▶ [To-do list]
1 > In the article on Anand Amritraj's Davis Cup captaincy, what was India's Davis Cup ranking when he took over, and what is it now?
2 > Carry on the article about Anand Amritraj's Davis Cup captaincy from its last sentence.

In October 2013, shortly after taking over as India’s Davis Cup captain, Anand Amritraj, in an interview to The Hindu had said: “It’s going to be smooth sailing. This coming year will see peace and harmony in the side, and I don’t see any reason why it shouldn’t.”

The choice of words was instructive. For, in the preceding one year Indian tennis had been through a tumultuous time — from the fiasco that the London Olympics’ selection was to 11 players, including the likes of Somdev Devvarman, Rohan Bopanna and Mahesh Bhupathi, pulling out of the Davis Cup Asia-Oceania Group I tie against South Korea.

It was a period marked by utter chaos, personal animosity and bad blood between many a stakeholder. The players had revolted demanding an increased share in Davis Cup prize money, business class airfare, change in support staff, consultations with them before choosing the surface and the venue for the home ties. In the words of Devvarman, the protest was “one of the most remarkable things,” to have happened in Indian sport.

Amritraj’s appointment, as he himself alluded to, was the balm. As an affable man, the then 60-year-old seemed equally approachable to a young man and veteran alike — from Yuki Bhambri to Leander Paes. With a rich Davis Cup pedigree — of being part of the team when India reached the final, both in 1974 and 1987 — he commanded respect.

In the three years since then there has been nothing to suggest that it has been anything but smooth sailing. The sense of camaraderie in the team is unmistakable. Also in each of the last three years, India reached the World Group playoff, only to be undone by tough draws against Serbia, Czech Republic and Spain. In fact, it stretched Serbia all the way to the fifth rubber.

Set against this backdrop, the recent rumblings of discontent among a few top office-bearers of the All India Tennis Association (AITA) pertaining to Amritraj’s tenure and possible extension of it have evoked surprise. At the same time, it is perhaps revealing that the issue is the alleged “lack of discipline” in the team rather than performance on court.


“I don’t think anybody can point a finger at me. Nothing is tennis-related,” Amritraj said recently. “There is absolutely no basis (to these allegations), and things are being misrepresented. We have had three very good years considering the team we had. All have played above their levels. We have been in the World Group play-offs thrice. We came very close against Serbia and the Czech Republic. When I took over, our Davis Cup ranking was 28. Now it is 19. It’s the highest since the days Vijay (Amritraj) and I played.”

▶ [Data supplied]
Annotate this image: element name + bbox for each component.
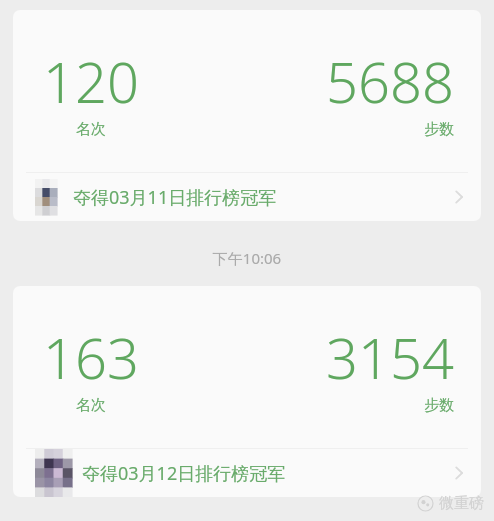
button[interactable]: 夺得03月12日排行榜冠军	[13, 449, 481, 497]
staticText: 夺得03月12日排行榜冠军	[82, 461, 286, 486]
staticText: 夺得03月11日排行榜冠军	[73, 185, 277, 210]
staticText: 163	[43, 319, 139, 395]
button[interactable]: 120	[13, 10, 481, 221]
button[interactable]: 163	[13, 286, 481, 497]
staticText: 120	[43, 43, 139, 119]
staticText: 5688	[326, 43, 454, 119]
staticText: 3154	[326, 319, 454, 395]
button[interactable]: 查看详情	[446, 460, 472, 486]
staticText: 名次	[76, 120, 106, 139]
staticText: 步数	[424, 120, 454, 139]
staticText: 名次	[76, 396, 106, 415]
staticText: 下午10:06	[0, 248, 494, 268]
button[interactable]: 查看详情	[446, 184, 472, 210]
staticText: 步数	[424, 396, 454, 415]
button[interactable]: 夺得03月11日排行榜冠军	[13, 173, 481, 221]
staticText: 微重磅	[439, 494, 484, 513]
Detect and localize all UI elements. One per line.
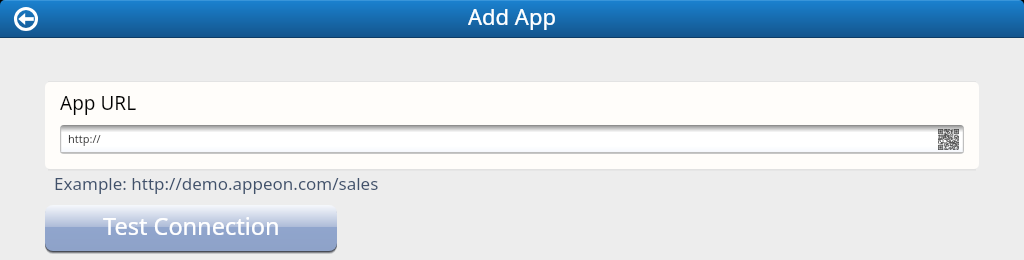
button[interactable]: http://: [60, 125, 964, 154]
staticText: Example: http://demo.appeon.com/sales: [54, 172, 379, 195]
staticText: App URL: [60, 90, 137, 116]
button[interactable]: Scan QR code: [938, 129, 959, 150]
staticText: http://: [68, 131, 101, 146]
staticText: Add App: [468, 1, 556, 31]
button[interactable]: Test Connection: [45, 205, 337, 251]
button[interactable]: Back: [14, 7, 38, 31]
staticText: Test Connection: [103, 210, 280, 242]
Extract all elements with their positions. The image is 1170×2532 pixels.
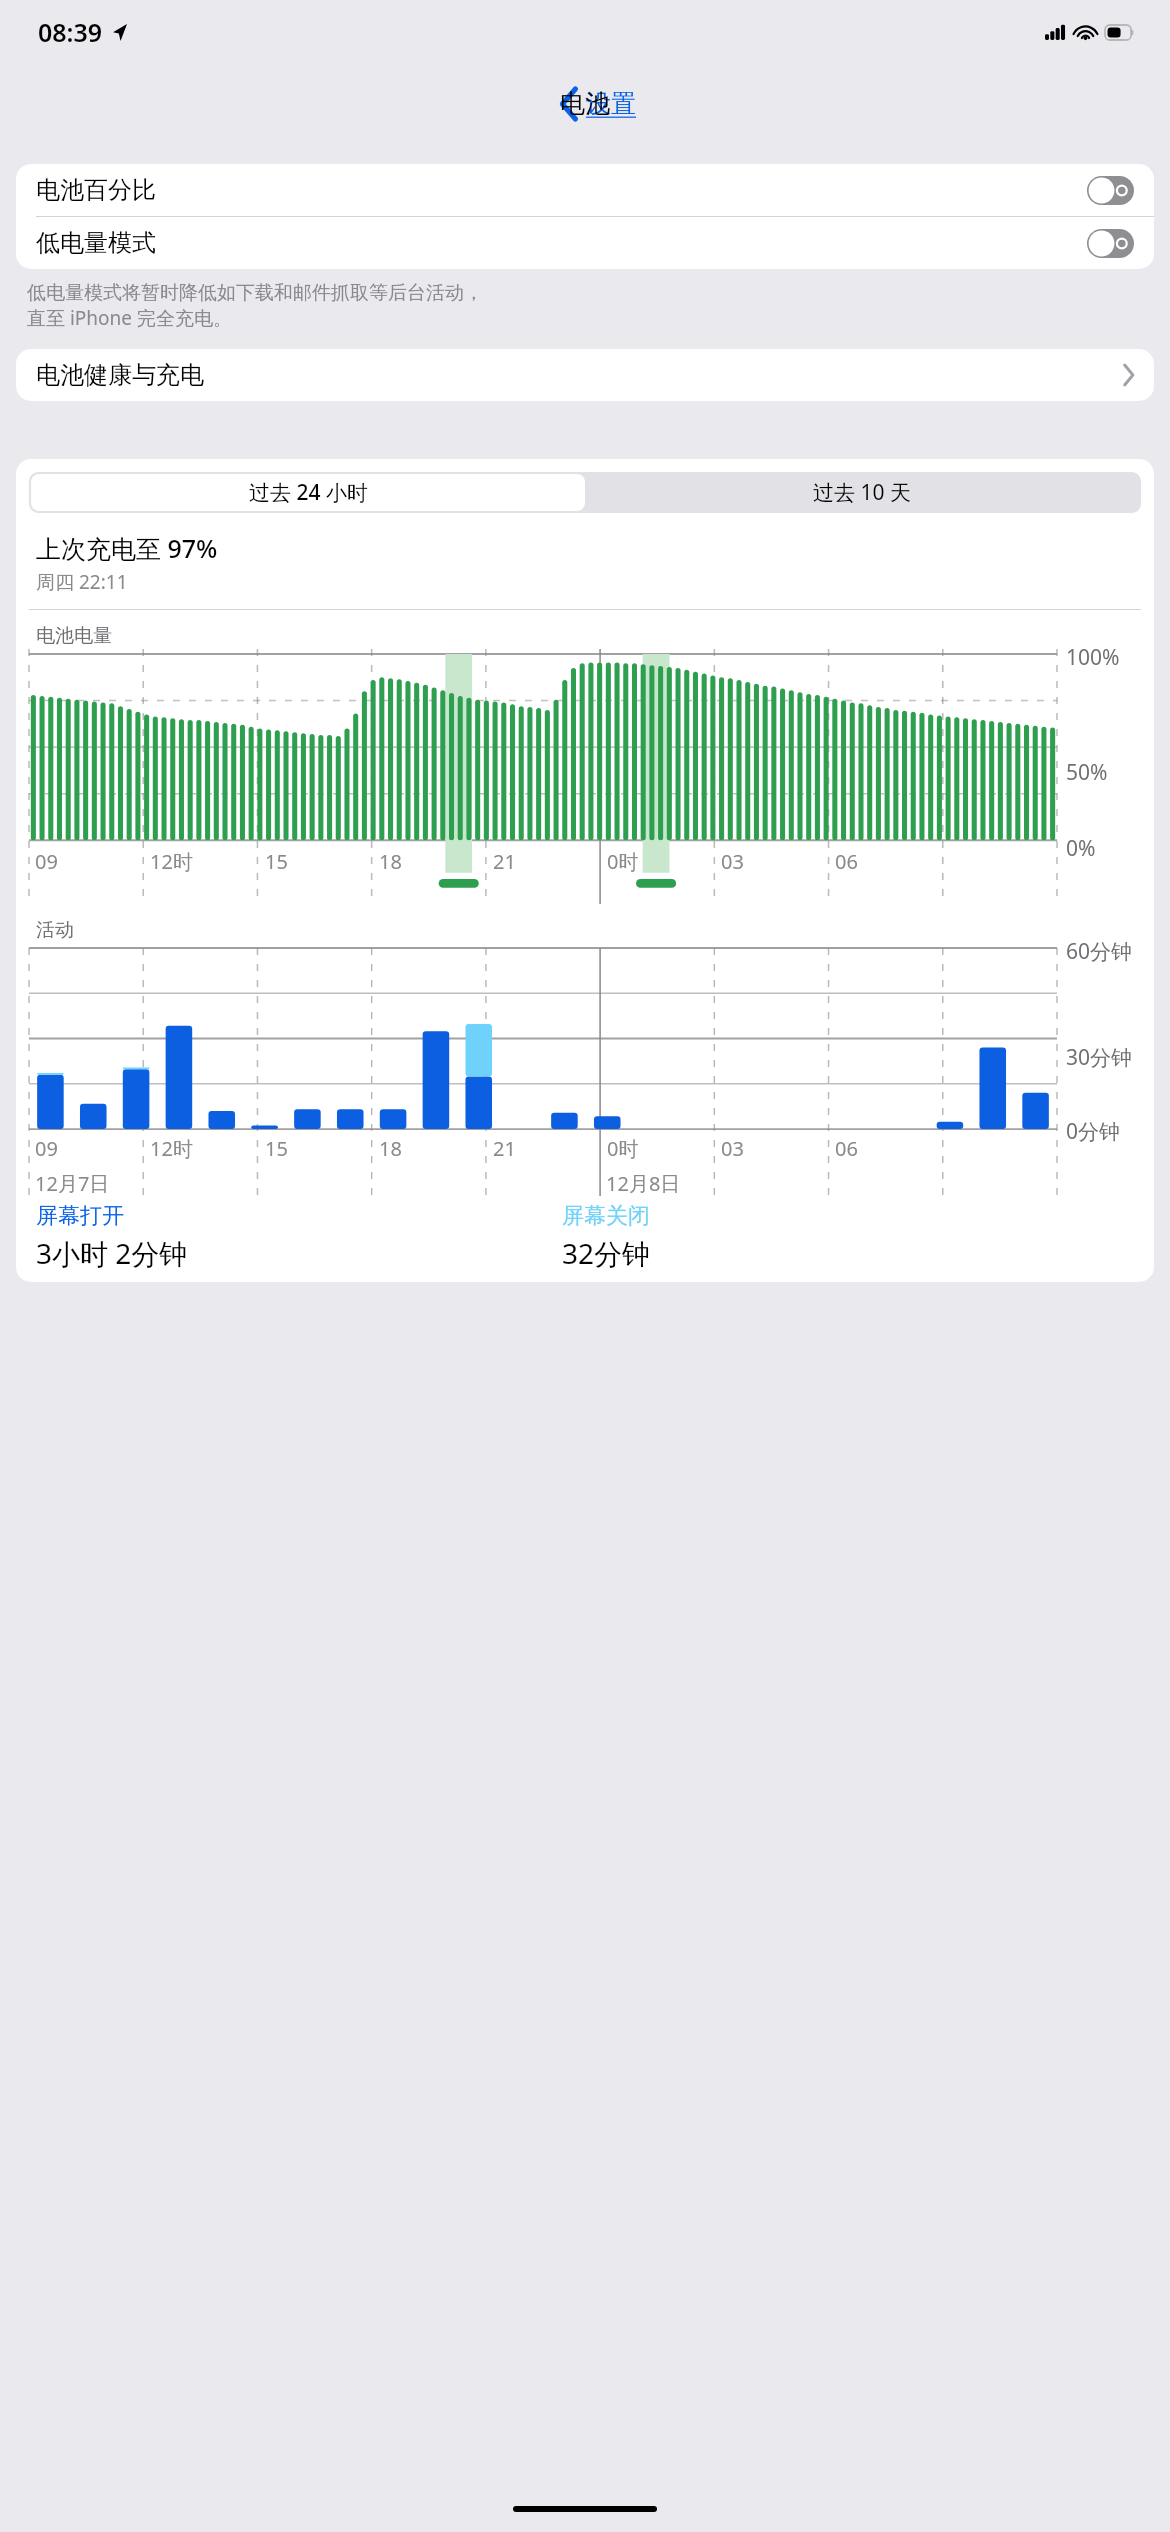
staticText: 电池 bbox=[560, 88, 610, 119]
staticText: 12月7日 bbox=[35, 1170, 110, 1196]
staticText: 电池电量 bbox=[36, 624, 112, 648]
staticText: 活动 bbox=[36, 918, 74, 942]
staticText: 09 bbox=[35, 1135, 58, 1162]
staticText: 0时 bbox=[607, 848, 639, 875]
staticText: 屏幕关闭 bbox=[562, 1202, 650, 1230]
button[interactable]: 低电量模式 bbox=[16, 217, 1154, 269]
staticText: 06 bbox=[835, 1135, 858, 1162]
staticText: 18 bbox=[379, 1135, 402, 1162]
button[interactable]: 电池百分比 bbox=[16, 164, 1154, 216]
staticText: 3小时 2分钟 bbox=[36, 1234, 188, 1272]
staticText: 设置 bbox=[586, 88, 636, 119]
staticText: 屏幕打开 bbox=[36, 1202, 124, 1230]
staticText: 直至 iPhone 完全充电。 bbox=[27, 305, 232, 331]
staticText: 上次充电至 97% bbox=[36, 531, 218, 565]
staticText: 18 bbox=[379, 848, 402, 875]
staticText: 60分钟 bbox=[1066, 937, 1133, 966]
staticText: 0分钟 bbox=[1066, 1117, 1121, 1146]
staticText: 12时 bbox=[150, 848, 193, 875]
staticText: 过去 10 天 bbox=[813, 478, 911, 507]
staticText: 03 bbox=[721, 848, 744, 875]
staticText: 电池百分比 bbox=[36, 175, 156, 205]
staticText: 09 bbox=[35, 848, 58, 875]
staticText: 15 bbox=[265, 848, 288, 875]
staticText: 100% bbox=[1066, 643, 1120, 672]
staticText: 06 bbox=[835, 848, 858, 875]
staticText: 32分钟 bbox=[562, 1234, 651, 1272]
staticText: 低电量模式 bbox=[36, 228, 156, 258]
staticText: 电池健康与充电 bbox=[36, 360, 204, 390]
staticText: 21 bbox=[493, 1135, 516, 1162]
staticText: 12月8日 bbox=[606, 1170, 681, 1196]
button[interactable]: 设置 bbox=[555, 82, 642, 125]
button[interactable]: 电池健康与充电 bbox=[16, 349, 1154, 401]
staticText: 30分钟 bbox=[1066, 1043, 1133, 1072]
staticText: 50% bbox=[1066, 758, 1108, 787]
staticText: 03 bbox=[721, 1135, 744, 1162]
staticText: 周四 22:11 bbox=[36, 569, 128, 595]
staticText: 低电量模式将暂时降低如下载和邮件抓取等后台活动， bbox=[27, 281, 483, 305]
staticText: 0时 bbox=[607, 1135, 639, 1162]
staticText: 21 bbox=[493, 848, 516, 875]
button[interactable]: 过去 10 天 bbox=[585, 474, 1139, 511]
staticText: 12时 bbox=[150, 1135, 193, 1162]
staticText: 15 bbox=[265, 1135, 288, 1162]
staticText: 过去 24 小时 bbox=[249, 478, 368, 507]
button[interactable]: 过去 24 小时 bbox=[31, 474, 585, 511]
staticText: 0% bbox=[1066, 834, 1096, 863]
staticText: 08:39 bbox=[38, 15, 103, 49]
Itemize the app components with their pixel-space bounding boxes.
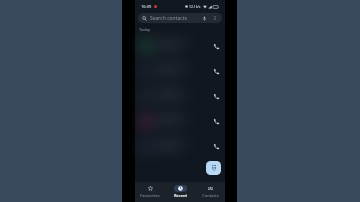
button[interactable]: Call xyxy=(210,40,222,52)
staticText: 12.1k/s xyxy=(189,4,201,9)
staticText: Search contacts xyxy=(150,15,187,22)
button[interactable]: Call xyxy=(210,115,222,127)
other: Voice search xyxy=(202,16,207,21)
button[interactable]: Call xyxy=(210,140,222,152)
button[interactable]: Favourites xyxy=(135,182,165,202)
button[interactable] xyxy=(135,133,225,158)
button[interactable]: Search contacts xyxy=(138,13,222,23)
other: More options xyxy=(213,16,217,20)
button[interactable]: Call xyxy=(210,90,222,102)
staticText: Recent xyxy=(174,193,187,198)
staticText: Favourites xyxy=(140,193,160,198)
staticText: Today xyxy=(139,27,151,32)
button[interactable]: Contacts xyxy=(195,182,225,202)
button[interactable]: Dialpad xyxy=(206,161,221,175)
button[interactable]: Call xyxy=(210,65,222,77)
button[interactable] xyxy=(135,58,225,83)
button[interactable] xyxy=(135,83,225,108)
button[interactable] xyxy=(135,33,225,58)
staticText: 16:09 xyxy=(141,4,152,9)
button[interactable] xyxy=(135,108,225,133)
staticText: Contacts xyxy=(202,193,219,198)
button[interactable]: Recent xyxy=(165,182,195,202)
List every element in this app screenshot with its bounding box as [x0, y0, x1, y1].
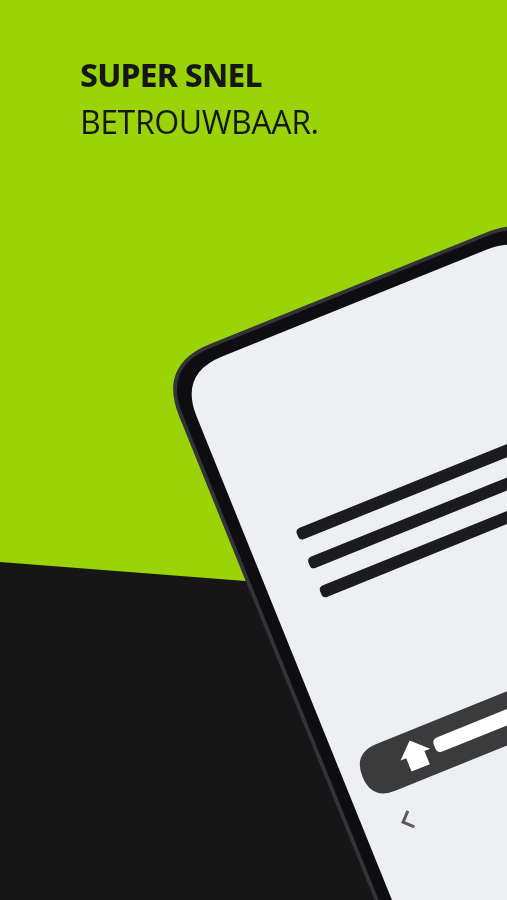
staticText: SUPER SNEL: [80, 53, 262, 97]
staticText: BETROUWBAAR.: [80, 100, 319, 144]
other: App screenshot preview: [0, 0, 507, 900]
button[interactable]: SUPER SNEL: [80, 53, 319, 141]
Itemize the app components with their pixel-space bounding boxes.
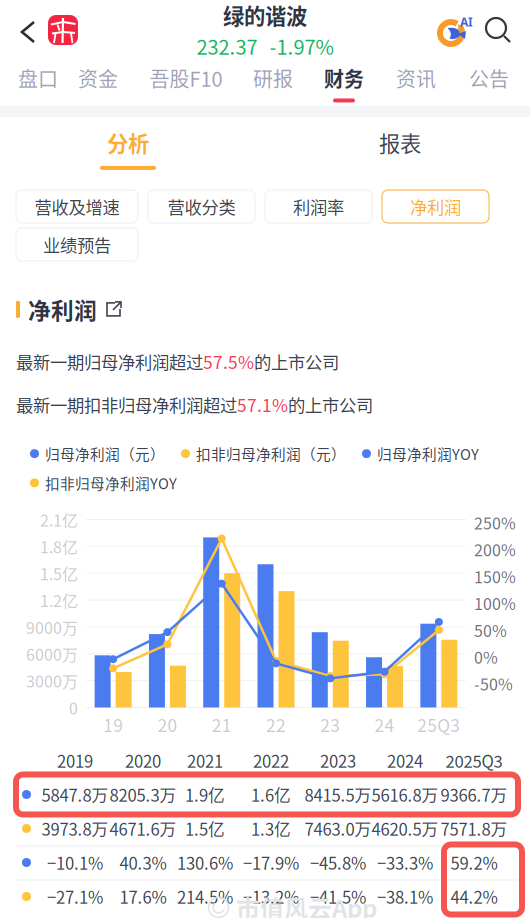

▶ [Exercise results]
1 > It was 28 when he took over and is now 19.

2 >
The charges of indiscipline date back to 2014. It is alleged that a player brought his girlfriend to the dressing room while rest of the team was out on the court during the World Group play-off tie against Serbia in Bengaluru. Then, during the Asia/Oceania tie against South Korea in Chandigarh in early 2016, the team reportedly went out for drinks after sealing the tie on Saturday, with reverse singles still to be played. Amritraj’s comments about neither him nor the players being consulted before choosing the surface or the timings for the match against Spain also seems to have irked the AITA.

In fairness, Amritraj has issued a point-by-point rebuttal to these charges. It doesn’t help the AITA’s case that there might in fact be no clear-cut way of establishing the truth other than to believe in either of the versions.

The controversy with respect to the Spain tie is flippant at best and highlights the authorities’ disapproval of any dissent. It is to be noted that consultation with players and captain was one of things originally agreed upon. Amritraj later changed his stance too, reasoning that with Saketh Myneni having to play on all three days, it was not a bad idea to play in the evenings as opposed to playing during the day, as he had earlier desired.

“We, the players, understand more how we can be in best position to win,” Devvarman told the Press Trust of India, coming out in support of Amritraj. “If I had played that tie against Spain, I would not have played in the evening.” It is true that the AITA is yet to make up its mind on Amritraj’s future. But the very fact that there is a section which might not want him to continue is a tad disturbing.

When Amritraj was brought in, he was to usher in a new thinking. This he tried by seeking to realign India’s priorities, which for long — some would say still — romanticised its doubles pairings at the cost of singles. “Without two singles players in the Top-150, you will go nowhere,” he maintained all through.

That he and coach Zeeshan Ali managed to take India to the World Group play-offs thrice in spite of having both Devvarman and Yuki Bhambri — India’s best singles players — fully fit at the same time only for one out of three seasons is indeed praiseworthy.

“If the AITA is not prepared to heed the wishes of the players and wants to use some pretext of indiscipline or some comment I originally made about match timings, to terminate me as Captain, then so be it.”

If it comes to that, it will be a sorry end to what has been more than a modestly productive time.


The role of a non-playing captain

“When Vijay (Amritraj) and I played, we were each other’s coach. These days even doubles players have coaches! It is very helpful with the mental aspect.” This was Anand Amritraj, in an interview to Sportstar on the importance of coaching in modern-day tennis.

In Davis Cup, a non-playing captain — a misleading term — is essentially a man-manager and motivator. With players assembling to play for the country only for a few days, it is quite impossible to hone technical skills over a period of time. But as Zeeshan Ali said, “If a player, in the heat of the moment, gets a little ahead, a look from the captain or the coach helps.”

In the Indian Davis Cup set-up, it is this role that Amritraj fulfils. From structuring the team, to establishing its purposes, to helping individual members, to getting rid of organisational roadblocks it involves everything.